# PROBLEM STATEMENT
Pick out all lines with the word "Alarm" from the records that follow.
(begin)
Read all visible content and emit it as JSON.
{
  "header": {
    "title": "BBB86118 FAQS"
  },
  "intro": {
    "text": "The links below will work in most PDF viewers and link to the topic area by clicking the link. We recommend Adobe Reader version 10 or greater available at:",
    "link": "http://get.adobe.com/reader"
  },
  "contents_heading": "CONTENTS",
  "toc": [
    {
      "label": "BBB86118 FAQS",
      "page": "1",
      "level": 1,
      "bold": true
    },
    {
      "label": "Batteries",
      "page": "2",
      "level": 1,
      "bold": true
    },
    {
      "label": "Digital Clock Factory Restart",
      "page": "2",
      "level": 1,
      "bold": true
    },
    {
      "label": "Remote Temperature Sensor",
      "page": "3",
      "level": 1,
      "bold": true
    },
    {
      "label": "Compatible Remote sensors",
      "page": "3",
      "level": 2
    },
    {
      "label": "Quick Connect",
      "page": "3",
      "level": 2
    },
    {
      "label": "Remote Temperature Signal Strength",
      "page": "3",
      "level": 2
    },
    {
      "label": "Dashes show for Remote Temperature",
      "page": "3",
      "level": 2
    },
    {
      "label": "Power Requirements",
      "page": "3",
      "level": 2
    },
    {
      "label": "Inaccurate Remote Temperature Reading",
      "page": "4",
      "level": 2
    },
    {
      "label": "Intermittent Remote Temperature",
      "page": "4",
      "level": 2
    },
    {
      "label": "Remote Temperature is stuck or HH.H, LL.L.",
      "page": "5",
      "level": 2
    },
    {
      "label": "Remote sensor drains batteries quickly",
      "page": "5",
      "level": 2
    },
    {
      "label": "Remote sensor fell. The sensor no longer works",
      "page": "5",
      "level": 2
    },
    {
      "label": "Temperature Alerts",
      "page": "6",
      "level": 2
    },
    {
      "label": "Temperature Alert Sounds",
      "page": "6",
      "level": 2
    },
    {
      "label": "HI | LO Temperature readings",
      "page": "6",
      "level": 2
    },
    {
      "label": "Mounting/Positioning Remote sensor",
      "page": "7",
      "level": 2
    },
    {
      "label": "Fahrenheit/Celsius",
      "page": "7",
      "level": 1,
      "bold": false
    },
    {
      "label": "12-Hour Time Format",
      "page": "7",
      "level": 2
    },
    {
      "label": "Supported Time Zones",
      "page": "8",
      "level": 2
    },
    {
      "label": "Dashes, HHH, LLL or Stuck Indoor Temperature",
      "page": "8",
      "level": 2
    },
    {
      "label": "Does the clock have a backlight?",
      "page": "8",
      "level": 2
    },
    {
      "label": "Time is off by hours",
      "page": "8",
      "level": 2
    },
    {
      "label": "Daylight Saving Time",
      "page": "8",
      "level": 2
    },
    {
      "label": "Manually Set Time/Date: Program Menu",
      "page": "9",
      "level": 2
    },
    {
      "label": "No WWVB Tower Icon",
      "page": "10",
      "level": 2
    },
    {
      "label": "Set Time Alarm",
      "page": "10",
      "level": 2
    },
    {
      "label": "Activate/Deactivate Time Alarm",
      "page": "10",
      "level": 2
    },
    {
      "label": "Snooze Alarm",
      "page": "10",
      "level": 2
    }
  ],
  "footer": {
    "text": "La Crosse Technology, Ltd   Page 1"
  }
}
(end)
# FINISHED TASK
      "label": "Set Time Alarm",
      "label": "Activate/Deactivate Time Alarm",
      "label": "Snooze Alarm",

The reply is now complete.